-- begin The records --

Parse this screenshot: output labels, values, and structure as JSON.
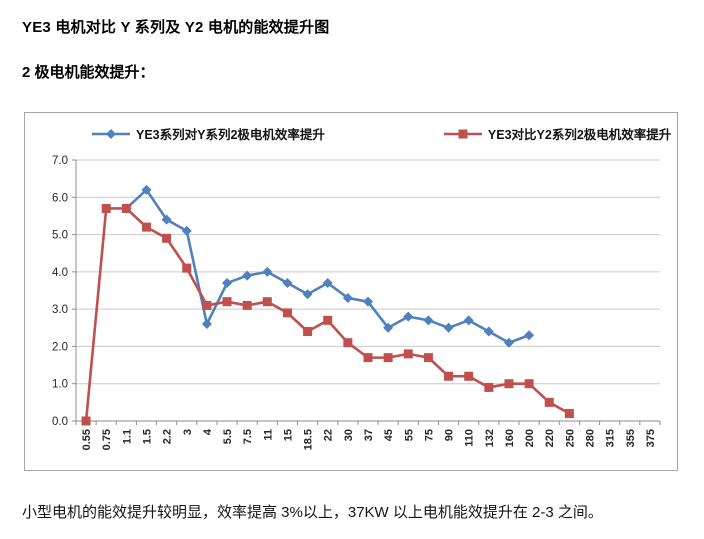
{
  "page": {
    "title": "YE3 电机对比 Y 系列及 Y2 电机的能效提升图",
    "subtitle": "2 极电机能效提升：",
    "footnote": "小型电机的能效提升较明显，效率提高 3%以上，37KW 以上电机能效提升在 2-3 之间。"
  },
  "chart_data": {
    "type": "line",
    "title": "",
    "xlabel": "",
    "ylabel": "",
    "ylim": [
      0,
      7
    ],
    "ytick_step": 1,
    "grid": true,
    "legend_position": "top",
    "axis_color": "#8e8e8e",
    "gridline_color": "#c9c9c9",
    "categories": [
      "0.55",
      "0.75",
      "1.1",
      "1.5",
      "2.2",
      "3",
      "4",
      "5.5",
      "7.5",
      "11",
      "15",
      "18.5",
      "22",
      "30",
      "37",
      "45",
      "55",
      "75",
      "90",
      "110",
      "132",
      "160",
      "200",
      "220",
      "250",
      "280",
      "315",
      "355",
      "375"
    ],
    "series": [
      {
        "name": "YE3系列对Y系列2极电机效率提升",
        "color": "#4f81bd",
        "marker": "diamond",
        "values": [
          null,
          null,
          5.7,
          6.2,
          5.4,
          5.1,
          2.6,
          3.7,
          3.9,
          4.0,
          3.7,
          3.4,
          3.7,
          3.3,
          3.2,
          2.5,
          2.8,
          2.7,
          2.5,
          2.7,
          2.4,
          2.1,
          2.3,
          null,
          null,
          null,
          null,
          null,
          null
        ]
      },
      {
        "name": "YE3对比Y2系列2极电机效率提升",
        "color": "#c0504d",
        "marker": "square",
        "values": [
          0.0,
          5.7,
          5.7,
          5.2,
          4.9,
          4.1,
          3.1,
          3.2,
          3.1,
          3.2,
          2.9,
          2.4,
          2.7,
          2.1,
          1.7,
          1.7,
          1.8,
          1.7,
          1.2,
          1.2,
          0.9,
          1.0,
          1.0,
          0.5,
          0.2,
          null,
          null,
          null,
          null
        ]
      }
    ]
  }
}
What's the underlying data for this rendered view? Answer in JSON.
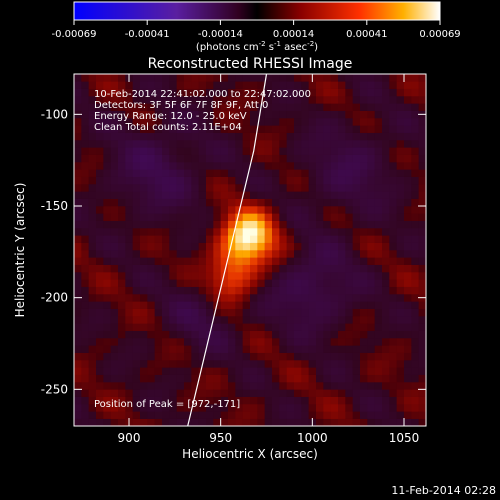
{
  "chart_data": {
    "type": "heatmap",
    "title": "Reconstructed RHESSI Image",
    "xlabel": "Heliocentric X (arcsec)",
    "ylabel": "Heliocentric Y (arcsec)",
    "xlim": [
      870,
      1062
    ],
    "ylim": [
      -270,
      -78
    ],
    "x_ticks": [
      900,
      950,
      1000,
      1050
    ],
    "y_ticks": [
      -100,
      -150,
      -200,
      -250
    ],
    "colorbar": {
      "ticks": [
        "-0.00069",
        "-0.00041",
        "-0.00014",
        "0.00014",
        "0.00041",
        "0.00069"
      ],
      "units_text": "(photons cm",
      "units_sup1": "-2",
      "units_mid": " s",
      "units_sup2": "-1",
      "units_mid2": " asec",
      "units_sup3": "-2",
      "units_end": ")",
      "range": [
        -0.00069,
        0.00069
      ]
    },
    "annotations": {
      "time_range": "10-Feb-2014 22:41:02.000 to 22:47:02.000",
      "detectors": "Detectors: 3F 5F 6F 7F 8F 9F, Att 0",
      "energy": "Energy Range: 12.0 - 25.0 keV",
      "clean": "Clean    Total counts: 2.11E+04",
      "peak": "Position of Peak = [972,-171]"
    },
    "peak_position": [
      972,
      -171
    ],
    "limb_line": [
      [
        932,
        -270
      ],
      [
        968,
        -120
      ],
      [
        975,
        -78
      ]
    ],
    "sources": [
      {
        "x": 965,
        "y": -168,
        "amp": 1.0,
        "sigma": 11
      },
      {
        "x": 955,
        "y": -190,
        "amp": 0.55,
        "sigma": 9
      },
      {
        "x": 940,
        "y": -210,
        "amp": -0.25,
        "sigma": 14
      },
      {
        "x": 915,
        "y": -130,
        "amp": -0.35,
        "sigma": 18
      },
      {
        "x": 1000,
        "y": -195,
        "amp": -0.4,
        "sigma": 16
      },
      {
        "x": 1020,
        "y": -130,
        "amp": -0.3,
        "sigma": 18
      }
    ]
  },
  "footer_date": "11-Feb-2014 02:28"
}
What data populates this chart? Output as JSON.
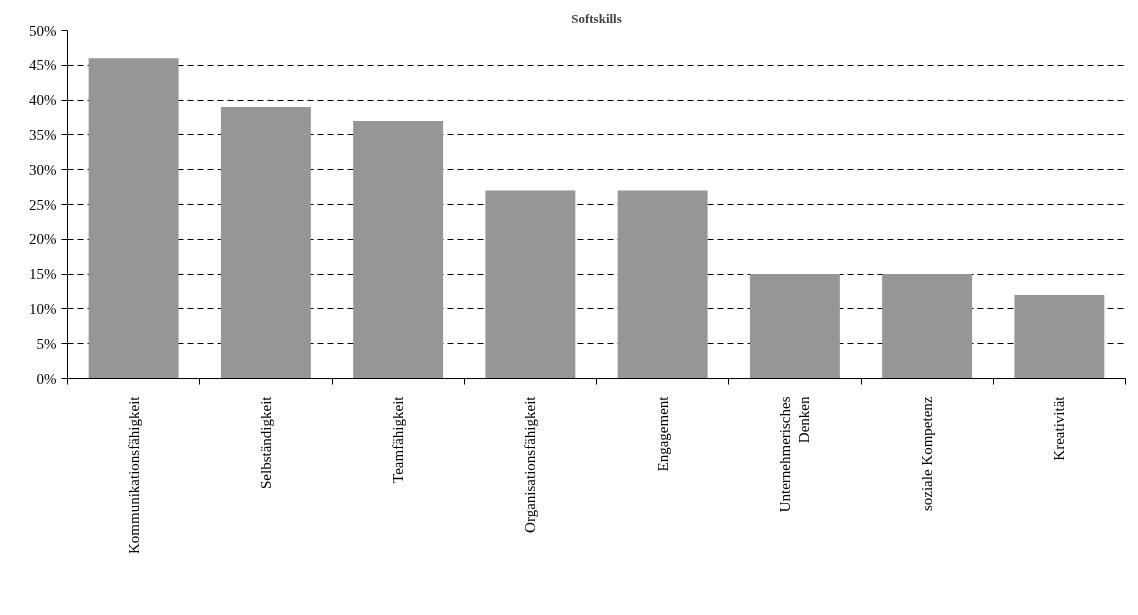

-- end The records --

# What you need to do
Look through the material and say how many lines hold "arcsec". Give the number only.

# Exercise output
2